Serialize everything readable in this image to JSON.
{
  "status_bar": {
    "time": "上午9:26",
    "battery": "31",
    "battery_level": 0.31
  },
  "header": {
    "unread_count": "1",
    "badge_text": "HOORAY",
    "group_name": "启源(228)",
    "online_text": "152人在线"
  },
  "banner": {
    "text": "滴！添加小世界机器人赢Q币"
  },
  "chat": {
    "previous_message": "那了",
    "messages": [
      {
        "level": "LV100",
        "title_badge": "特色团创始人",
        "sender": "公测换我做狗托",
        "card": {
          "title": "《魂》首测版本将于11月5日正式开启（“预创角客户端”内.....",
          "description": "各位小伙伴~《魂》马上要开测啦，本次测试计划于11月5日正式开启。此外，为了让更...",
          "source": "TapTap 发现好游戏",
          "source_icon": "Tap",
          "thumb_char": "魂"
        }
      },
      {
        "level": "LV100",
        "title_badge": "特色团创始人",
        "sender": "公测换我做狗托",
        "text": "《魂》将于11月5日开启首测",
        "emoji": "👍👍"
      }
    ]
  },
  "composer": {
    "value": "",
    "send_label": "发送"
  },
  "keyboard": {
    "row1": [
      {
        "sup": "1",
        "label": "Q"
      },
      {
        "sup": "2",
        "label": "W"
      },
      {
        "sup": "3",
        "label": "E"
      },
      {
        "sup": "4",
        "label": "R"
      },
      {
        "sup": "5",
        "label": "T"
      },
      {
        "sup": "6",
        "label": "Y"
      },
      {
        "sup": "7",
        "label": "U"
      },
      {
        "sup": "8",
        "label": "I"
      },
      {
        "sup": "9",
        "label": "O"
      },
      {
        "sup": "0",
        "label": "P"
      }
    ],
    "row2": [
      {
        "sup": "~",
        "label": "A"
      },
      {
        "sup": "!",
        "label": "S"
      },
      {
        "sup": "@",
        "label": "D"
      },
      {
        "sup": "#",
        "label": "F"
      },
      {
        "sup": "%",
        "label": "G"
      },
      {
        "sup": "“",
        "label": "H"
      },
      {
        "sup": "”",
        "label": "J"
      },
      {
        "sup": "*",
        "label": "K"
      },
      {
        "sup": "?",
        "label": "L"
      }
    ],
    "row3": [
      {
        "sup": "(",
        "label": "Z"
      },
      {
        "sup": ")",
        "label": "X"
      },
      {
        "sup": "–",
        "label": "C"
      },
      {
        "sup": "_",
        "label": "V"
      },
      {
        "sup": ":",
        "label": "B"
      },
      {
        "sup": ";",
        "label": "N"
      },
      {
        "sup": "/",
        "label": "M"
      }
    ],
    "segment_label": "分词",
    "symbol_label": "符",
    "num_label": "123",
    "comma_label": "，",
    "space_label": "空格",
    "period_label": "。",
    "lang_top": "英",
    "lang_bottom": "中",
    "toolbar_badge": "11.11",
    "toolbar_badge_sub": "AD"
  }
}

EXERCISE INSTRUCTIONS
Write every entry out again exactly.

PROBLEM SOLUTION
Serialize everything readable in this image to JSON.
{
  "status_bar": {
    "time": "上午9:26",
    "battery": "31",
    "battery_level": 0.31
  },
  "header": {
    "unread_count": "1",
    "badge_text": "HOORAY",
    "group_name": "启源(228)",
    "online_text": "152人在线"
  },
  "banner": {
    "text": "滴！添加小世界机器人赢Q币"
  },
  "chat": {
    "previous_message": "那了",
    "messages": [
      {
        "level": "LV100",
        "title_badge": "特色团创始人",
        "sender": "公测换我做狗托",
        "card": {
          "title": "《魂》首测版本将于11月5日正式开启（“预创角客户端”内.....",
          "description": "各位小伙伴~《魂》马上要开测啦，本次测试计划于11月5日正式开启。此外，为了让更...",
          "source": "TapTap 发现好游戏",
          "source_icon": "Tap",
          "thumb_char": "魂"
        }
      },
      {
        "level": "LV100",
        "title_badge": "特色团创始人",
        "sender": "公测换我做狗托",
        "text": "《魂》将于11月5日开启首测",
        "emoji": "👍👍"
      }
    ]
  },
  "composer": {
    "value": "",
    "send_label": "发送"
  },
  "keyboard": {
    "row1": [
      {
        "sup": "1",
        "label": "Q"
      },
      {
        "sup": "2",
        "label": "W"
      },
      {
        "sup": "3",
        "label": "E"
      },
      {
        "sup": "4",
        "label": "R"
      },
      {
        "sup": "5",
        "label": "T"
      },
      {
        "sup": "6",
        "label": "Y"
      },
      {
        "sup": "7",
        "label": "U"
      },
      {
        "sup": "8",
        "label": "I"
      },
      {
        "sup": "9",
        "label": "O"
      },
      {
        "sup": "0",
        "label": "P"
      }
    ],
    "row2": [
      {
        "sup": "~",
        "label": "A"
      },
      {
        "sup": "!",
        "label": "S"
      },
      {
        "sup": "@",
        "label": "D"
      },
      {
        "sup": "#",
        "label": "F"
      },
      {
        "sup": "%",
        "label": "G"
      },
      {
        "sup": "“",
        "label": "H"
      },
      {
        "sup": "”",
        "label": "J"
      },
      {
        "sup": "*",
        "label": "K"
      },
      {
        "sup": "?",
        "label": "L"
      }
    ],
    "row3": [
      {
        "sup": "(",
        "label": "Z"
      },
      {
        "sup": ")",
        "label": "X"
      },
      {
        "sup": "–",
        "label": "C"
      },
      {
        "sup": "_",
        "label": "V"
      },
      {
        "sup": ":",
        "label": "B"
      },
      {
        "sup": ";",
        "label": "N"
      },
      {
        "sup": "/",
        "label": "M"
      }
    ],
    "segment_label": "分词",
    "symbol_label": "符",
    "num_label": "123",
    "comma_label": "，",
    "space_label": "空格",
    "period_label": "。",
    "lang_top": "英",
    "lang_bottom": "中",
    "toolbar_badge": "11.11",
    "toolbar_badge_sub": "AD"
  }
}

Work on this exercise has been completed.